▶ **What you need to do**
In the passage on cat food, which two economical canned food brands does Dr. Pierson name?

____ Given passage

There are definitely brands that are superior to supermarket ones, but note what Dr. Pierson writes about lower-end wet foods:

"By-products are always a controversial subject but it makes much more sense to feed animal-based by-products to a cat than it does to feed grains. Therefore, do not shy away from the more economical foods like Friskies or 9-Lives if you cannot afford the more expensive canned foods without by-products. I would much rather see a cat eating an all-by-product canned food than any dry food. This is because even the cheaper canned foods have the 'Big Three' covered:

1) high in water
2) usually low in carbohydrates
3) the protein is from animals - not plants"

________
____ Dataset entries

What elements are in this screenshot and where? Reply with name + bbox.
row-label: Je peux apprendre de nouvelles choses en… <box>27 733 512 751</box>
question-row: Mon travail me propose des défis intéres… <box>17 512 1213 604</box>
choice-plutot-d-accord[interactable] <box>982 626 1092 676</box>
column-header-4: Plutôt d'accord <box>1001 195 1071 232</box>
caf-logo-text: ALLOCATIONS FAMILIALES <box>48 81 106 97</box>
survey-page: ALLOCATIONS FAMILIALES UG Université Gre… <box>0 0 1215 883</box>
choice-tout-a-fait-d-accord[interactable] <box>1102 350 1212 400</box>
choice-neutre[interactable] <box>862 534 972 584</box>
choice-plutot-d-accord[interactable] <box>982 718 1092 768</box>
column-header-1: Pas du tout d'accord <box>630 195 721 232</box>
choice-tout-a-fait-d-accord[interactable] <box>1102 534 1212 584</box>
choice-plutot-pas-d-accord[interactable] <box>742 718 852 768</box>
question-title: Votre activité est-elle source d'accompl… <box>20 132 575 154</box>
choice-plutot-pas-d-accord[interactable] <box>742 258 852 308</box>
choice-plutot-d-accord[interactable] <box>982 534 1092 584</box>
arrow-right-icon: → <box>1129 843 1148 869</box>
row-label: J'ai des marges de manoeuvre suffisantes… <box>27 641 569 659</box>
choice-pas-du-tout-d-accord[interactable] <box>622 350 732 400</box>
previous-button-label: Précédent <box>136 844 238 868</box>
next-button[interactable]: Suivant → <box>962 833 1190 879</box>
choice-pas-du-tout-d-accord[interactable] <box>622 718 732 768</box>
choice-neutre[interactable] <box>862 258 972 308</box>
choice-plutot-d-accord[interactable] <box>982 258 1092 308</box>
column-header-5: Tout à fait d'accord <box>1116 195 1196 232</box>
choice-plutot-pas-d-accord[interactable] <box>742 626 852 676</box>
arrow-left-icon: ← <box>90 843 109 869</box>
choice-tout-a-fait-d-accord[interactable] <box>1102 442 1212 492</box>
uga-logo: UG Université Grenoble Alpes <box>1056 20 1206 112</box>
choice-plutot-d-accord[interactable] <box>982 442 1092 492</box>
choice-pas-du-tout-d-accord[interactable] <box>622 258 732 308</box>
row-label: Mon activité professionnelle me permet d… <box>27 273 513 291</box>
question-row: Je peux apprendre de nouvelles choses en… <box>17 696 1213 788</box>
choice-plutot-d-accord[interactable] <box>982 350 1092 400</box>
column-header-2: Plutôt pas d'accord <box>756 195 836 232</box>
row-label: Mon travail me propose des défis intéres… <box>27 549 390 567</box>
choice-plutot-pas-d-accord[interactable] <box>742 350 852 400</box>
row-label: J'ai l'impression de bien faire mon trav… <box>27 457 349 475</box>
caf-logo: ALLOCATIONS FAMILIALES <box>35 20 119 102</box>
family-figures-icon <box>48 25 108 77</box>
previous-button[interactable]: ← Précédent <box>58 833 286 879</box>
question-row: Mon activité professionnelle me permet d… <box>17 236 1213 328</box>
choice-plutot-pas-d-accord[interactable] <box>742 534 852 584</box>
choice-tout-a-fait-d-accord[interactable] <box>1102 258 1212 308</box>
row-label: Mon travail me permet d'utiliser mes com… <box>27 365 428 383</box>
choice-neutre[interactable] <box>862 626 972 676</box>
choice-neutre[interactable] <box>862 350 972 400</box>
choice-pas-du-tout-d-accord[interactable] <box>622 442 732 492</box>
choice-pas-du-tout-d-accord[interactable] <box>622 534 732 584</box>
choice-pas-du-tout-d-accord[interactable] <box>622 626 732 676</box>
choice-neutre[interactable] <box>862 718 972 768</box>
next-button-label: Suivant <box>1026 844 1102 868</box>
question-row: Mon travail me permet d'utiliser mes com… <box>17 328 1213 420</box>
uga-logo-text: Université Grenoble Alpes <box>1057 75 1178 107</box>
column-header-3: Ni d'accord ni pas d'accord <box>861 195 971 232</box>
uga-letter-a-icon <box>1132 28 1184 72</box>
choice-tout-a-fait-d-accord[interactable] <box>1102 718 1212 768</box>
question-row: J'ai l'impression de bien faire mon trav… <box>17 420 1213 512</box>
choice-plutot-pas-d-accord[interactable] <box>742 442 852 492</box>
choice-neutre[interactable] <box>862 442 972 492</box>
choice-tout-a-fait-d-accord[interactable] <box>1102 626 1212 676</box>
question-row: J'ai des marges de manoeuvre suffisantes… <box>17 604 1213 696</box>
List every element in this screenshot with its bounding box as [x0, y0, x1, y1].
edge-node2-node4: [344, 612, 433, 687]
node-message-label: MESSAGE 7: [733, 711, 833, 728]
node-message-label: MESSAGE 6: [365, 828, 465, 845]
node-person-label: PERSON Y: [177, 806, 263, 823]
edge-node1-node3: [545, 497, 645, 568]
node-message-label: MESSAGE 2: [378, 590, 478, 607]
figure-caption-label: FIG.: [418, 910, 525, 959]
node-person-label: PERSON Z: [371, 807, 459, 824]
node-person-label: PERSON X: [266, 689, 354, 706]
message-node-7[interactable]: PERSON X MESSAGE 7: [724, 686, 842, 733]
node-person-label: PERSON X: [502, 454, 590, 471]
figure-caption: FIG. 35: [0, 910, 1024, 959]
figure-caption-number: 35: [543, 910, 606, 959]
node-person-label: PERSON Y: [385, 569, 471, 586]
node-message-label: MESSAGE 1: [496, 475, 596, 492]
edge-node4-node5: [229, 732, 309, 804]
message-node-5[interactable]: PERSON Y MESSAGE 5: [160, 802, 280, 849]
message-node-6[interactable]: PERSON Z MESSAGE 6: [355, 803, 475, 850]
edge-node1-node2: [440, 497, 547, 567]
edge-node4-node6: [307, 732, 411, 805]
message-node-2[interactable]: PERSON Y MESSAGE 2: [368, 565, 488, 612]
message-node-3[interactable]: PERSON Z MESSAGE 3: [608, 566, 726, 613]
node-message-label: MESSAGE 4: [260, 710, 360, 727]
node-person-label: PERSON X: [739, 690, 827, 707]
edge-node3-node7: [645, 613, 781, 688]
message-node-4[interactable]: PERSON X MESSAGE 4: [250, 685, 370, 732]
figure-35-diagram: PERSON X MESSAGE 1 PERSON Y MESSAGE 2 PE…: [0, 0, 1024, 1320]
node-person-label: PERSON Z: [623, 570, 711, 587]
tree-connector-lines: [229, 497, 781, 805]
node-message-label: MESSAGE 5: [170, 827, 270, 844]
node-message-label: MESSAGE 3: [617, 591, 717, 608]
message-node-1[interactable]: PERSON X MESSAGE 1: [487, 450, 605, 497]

________

▶ **Response to the task**
Friskies and 9-Lives